Text excerpt:
____

What we loved about Sex, Jesus, and The Conversations the Church Forgot was its honesty and candidness, specifically bringing into the light that Christian women struggle with pornography, masturbation, and sexual desires in general.  So many “struggles” of sexuality have been gendered as men’s issues in the Church, yet as Isom shares her story she openly reveals these are not only issues guys face and they are temptations girls are facing at extremely young ages.

Furthermore, Isom elaborates on the emphasis of abstinence and purity culture in the Church.  She shares from her own story that she crossed every line imaginable, yet sought to keep her “purity” in tact by only avoiding vaginal penetration.  While some may drop their jaw we just used such words on a blog, this is a common misconception that we have both heard from girls, describing their physical boundaries in dating relationships.  Isom highlights sexual purity is so much more and begins so much sooner, reaching to so many different areas of our lives.

____

Exercise requirements:
a - In the review of Sex, Jesus, and The Conversations the Church Forgot, what did the reviewers love about the book?
b - Pick up the review of Sex, Jesus, and The Conversations the Church Forgot after its last sentence and continue it.
The lines that follow are not needed for anything here.

Source data:
____

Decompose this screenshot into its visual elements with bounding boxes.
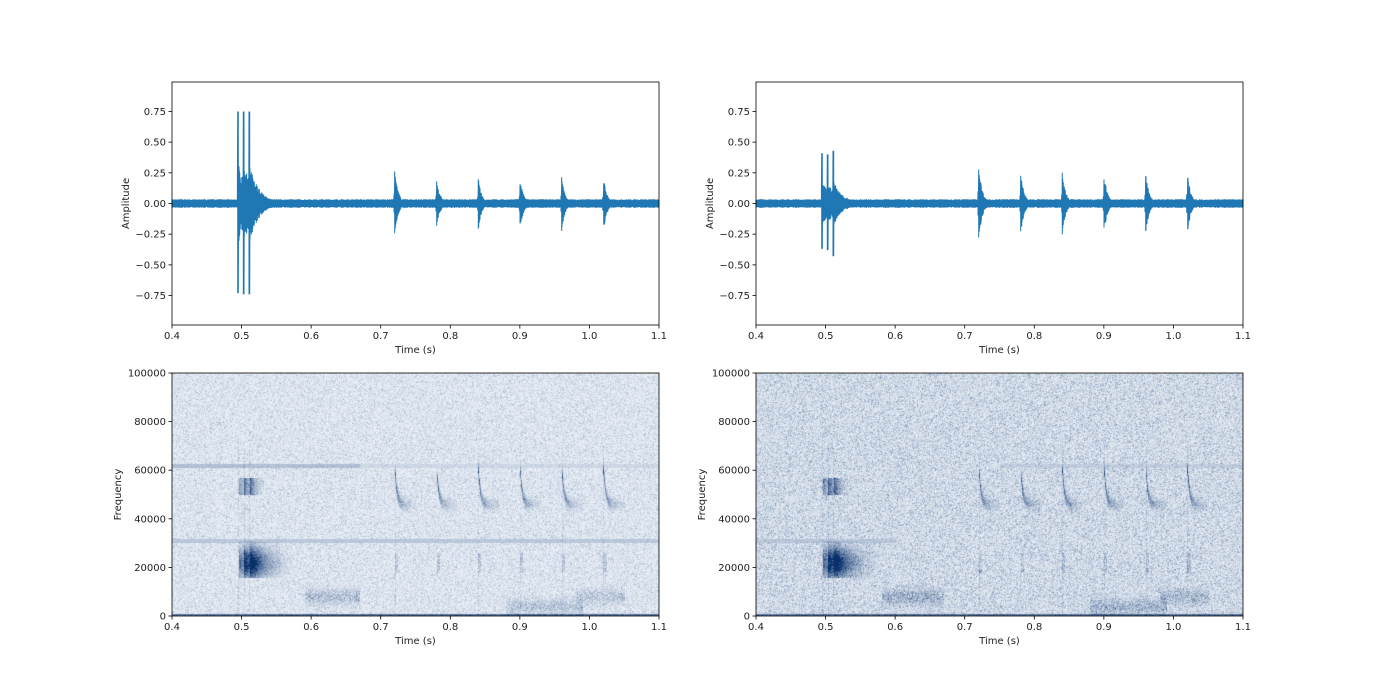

____

Answers to the tasks:
a - They loved its honesty and candidness.

b -
We were thankful that Sex, Jesus, and The Conversations The Church Forgot acknowledged singleness, upholding its value as Scripture describes.  Yet, (Emily Katherine here-) Isom seems to explain singleness from the point of view of chosen singleness, never addressing those of us in a season of singleness that is not chosen or preferred.  She describes a season of singleness when she felt closer to the Lord than ever before and free of so many complications and complexities- yet this is more a chosen fast from dating and her only time of singleness according to her story.  (My single sisters, here’s your trigger warning.)

“We don’t need a partner to assign us value when we feel worthless.  We need a soul reawakened to its worth in our Father’s eyes.”

I, (Erin here-) valued Isom’s explanation that sex in marriage is not a magic thing that comes together just because you followed the rules of purity culture.  While Isom lacks a full emphasis on how a theology of intimacy creates the way for success in marriage, she at least dispels this HUGE myth we are still trying to sell people.

Sex, Jesus, and the Conversations The Church Forgot is a valuable read I have already recommended to mothers, small group leaders, and student ministry workers, specifically those who work with girls.  Yet, Erin and I ended our conversation by summarizing while we are so thankful for this book and the great conversations it has begun, this book is only an appetizer for what we were looking for.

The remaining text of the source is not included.